[Stored entries]
>>>>>

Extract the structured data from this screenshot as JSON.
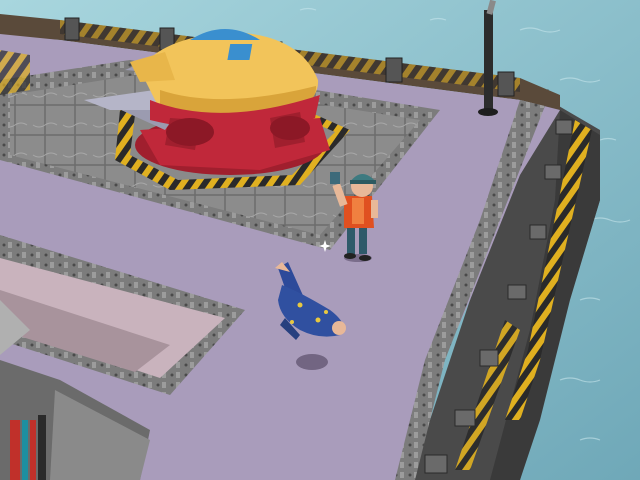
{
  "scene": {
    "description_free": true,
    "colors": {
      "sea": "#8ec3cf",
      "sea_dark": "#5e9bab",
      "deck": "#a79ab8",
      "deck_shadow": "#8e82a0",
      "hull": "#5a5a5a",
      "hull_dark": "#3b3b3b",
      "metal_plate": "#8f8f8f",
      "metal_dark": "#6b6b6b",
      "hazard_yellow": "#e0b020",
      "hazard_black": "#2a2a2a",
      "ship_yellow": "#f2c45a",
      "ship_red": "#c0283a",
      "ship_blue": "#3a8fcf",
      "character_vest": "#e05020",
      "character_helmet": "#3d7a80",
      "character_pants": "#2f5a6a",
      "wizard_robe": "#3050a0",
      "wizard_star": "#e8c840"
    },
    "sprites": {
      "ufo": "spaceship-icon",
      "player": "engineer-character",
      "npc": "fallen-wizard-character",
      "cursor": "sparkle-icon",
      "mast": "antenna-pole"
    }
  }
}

<<<<<

[Problem description]
Each entry above should be reproduced exactly, with the pictures removed.

[Solved problem]
Extract the structured data from this screenshot as JSON.
{
  "scene": {
    "description_free": true,
    "colors": {
      "sea": "#8ec3cf",
      "sea_dark": "#5e9bab",
      "deck": "#a79ab8",
      "deck_shadow": "#8e82a0",
      "hull": "#5a5a5a",
      "hull_dark": "#3b3b3b",
      "metal_plate": "#8f8f8f",
      "metal_dark": "#6b6b6b",
      "hazard_yellow": "#e0b020",
      "hazard_black": "#2a2a2a",
      "ship_yellow": "#f2c45a",
      "ship_red": "#c0283a",
      "ship_blue": "#3a8fcf",
      "character_vest": "#e05020",
      "character_helmet": "#3d7a80",
      "character_pants": "#2f5a6a",
      "wizard_robe": "#3050a0",
      "wizard_star": "#e8c840"
    },
    "sprites": {
      "ufo": "spaceship-icon",
      "player": "engineer-character",
      "npc": "fallen-wizard-character",
      "cursor": "sparkle-icon",
      "mast": "antenna-pole"
    }
  }
}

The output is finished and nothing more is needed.